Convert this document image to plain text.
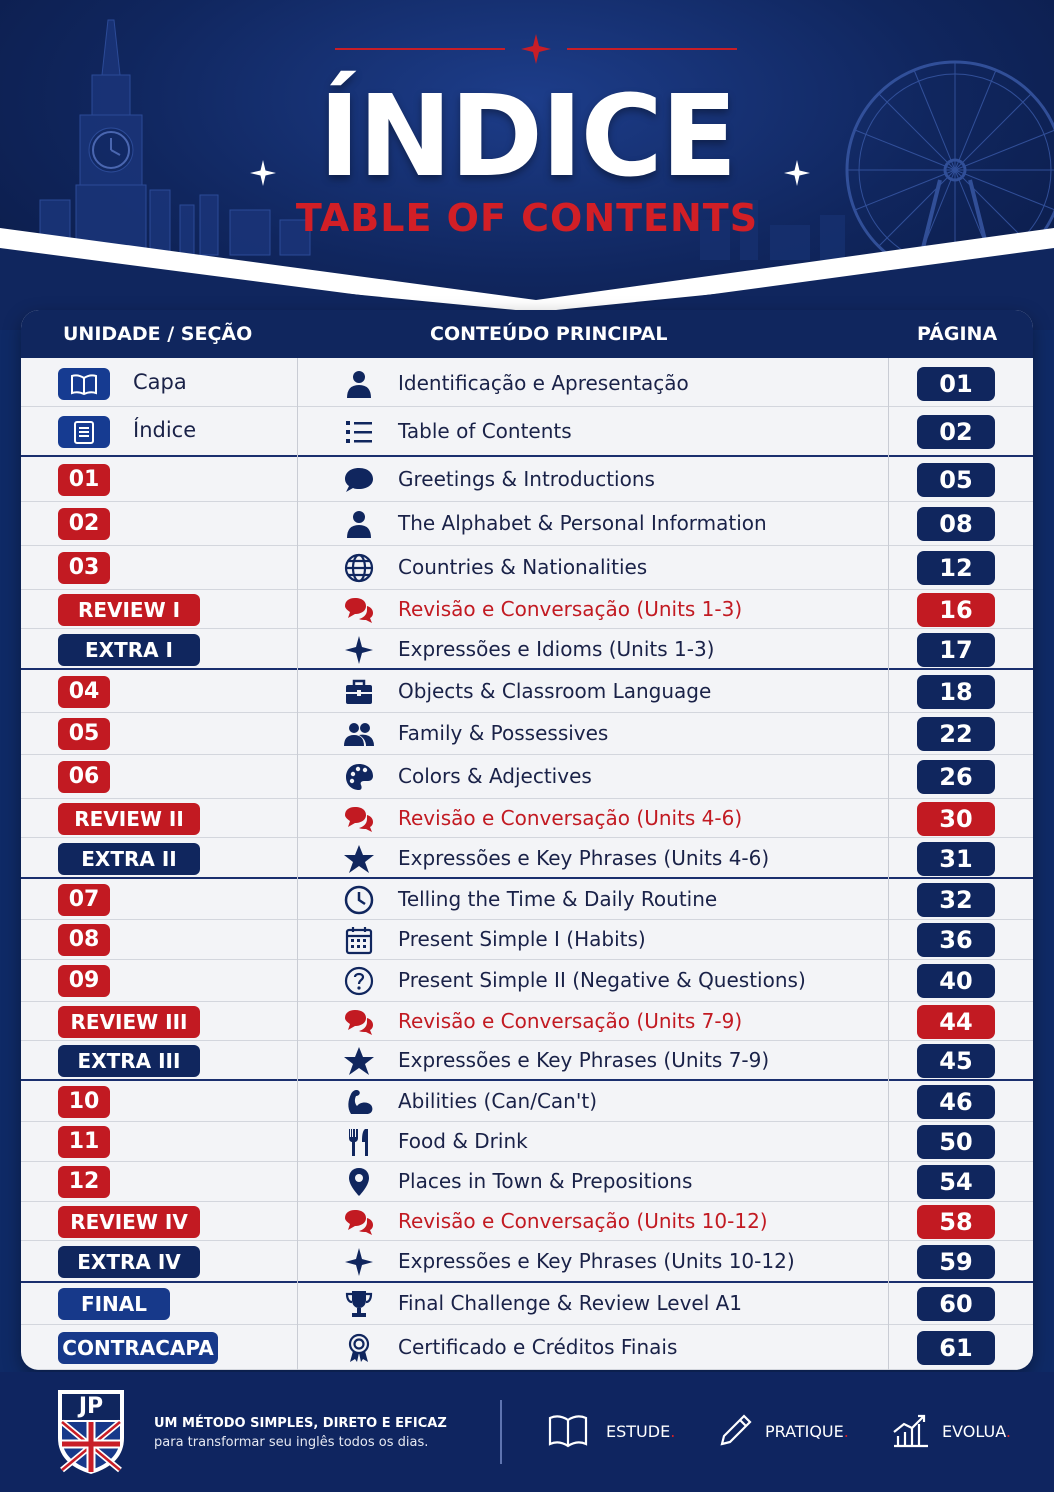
ÍNDICE
TABLE OF CONTENTS
UNIDADE / SEÇÃO	CONTEÚDO PRINCIPAL	PÁGINA
Capa	Identificação e Apresentação	01
Índice	Table of Contents	02
01	Greetings & Introductions	05
02	The Alphabet & Personal Information	08
03	Countries & Nationalities	12
REVIEW I	Revisão e Conversação (Units 1-3)	16
EXTRA I	Expressões e Idioms (Units 1-3)	17
04	Objects & Classroom Language	18
05	Family & Possessives	22
06	Colors & Adjectives	26
REVIEW II	Revisão e Conversação (Units 4-6)	30
EXTRA II	Expressões e Key Phrases (Units 4-6)	31
07	Telling the Time & Daily Routine	32
08	Present Simple I (Habits)	36
09	Present Simple II (Negative & Questions)	40
REVIEW III	Revisão e Conversação (Units 7-9)	44
EXTRA III	Expressões e Key Phrases (Units 7-9)	45
10	Abilities (Can/Can't)	46
11	Food & Drink	50
12	Places in Town & Prepositions	54
REVIEW IV	Revisão e Conversação (Units 10-12)	58
EXTRA IV	Expressões e Key Phrases (Units 10-12)	59
FINAL	Final Challenge & Review Level A1	60
CONTRACAPA	Certificado e Créditos Finais	61
JP
UM MÉTODO SIMPLES, DIRETO E EFICAZ
para transformar seu inglês todos os dias.
ESTUDE.	PRATIQUE.	EVOLUA.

### GOAL
In the copy, include all records verbatim but no images.

### COMPLETE OUTPUT
Convert this document image to plain text.
ÍNDICE
TABLE OF CONTENTS
UNIDADE / SEÇÃO	CONTEÚDO PRINCIPAL	PÁGINA
Capa	Identificação e Apresentação	01
Índice	Table of Contents	02
01	Greetings & Introductions	05
02	The Alphabet & Personal Information	08
03	Countries & Nationalities	12
REVIEW I	Revisão e Conversação (Units 1-3)	16
EXTRA I	Expressões e Idioms (Units 1-3)	17
04	Objects & Classroom Language	18
05	Family & Possessives	22
06	Colors & Adjectives	26
REVIEW II	Revisão e Conversação (Units 4-6)	30
EXTRA II	Expressões e Key Phrases (Units 4-6)	31
07	Telling the Time & Daily Routine	32
08	Present Simple I (Habits)	36
09	Present Simple II (Negative & Questions)	40
REVIEW III	Revisão e Conversação (Units 7-9)	44
EXTRA III	Expressões e Key Phrases (Units 7-9)	45
10	Abilities (Can/Can't)	46
11	Food & Drink	50
12	Places in Town & Prepositions	54
REVIEW IV	Revisão e Conversação (Units 10-12)	58
EXTRA IV	Expressões e Key Phrases (Units 10-12)	59
FINAL	Final Challenge & Review Level A1	60
CONTRACAPA	Certificado e Créditos Finais	61
JP
UM MÉTODO SIMPLES, DIRETO E EFICAZ
para transformar seu inglês todos os dias.
ESTUDE.	PRATIQUE.	EVOLUA.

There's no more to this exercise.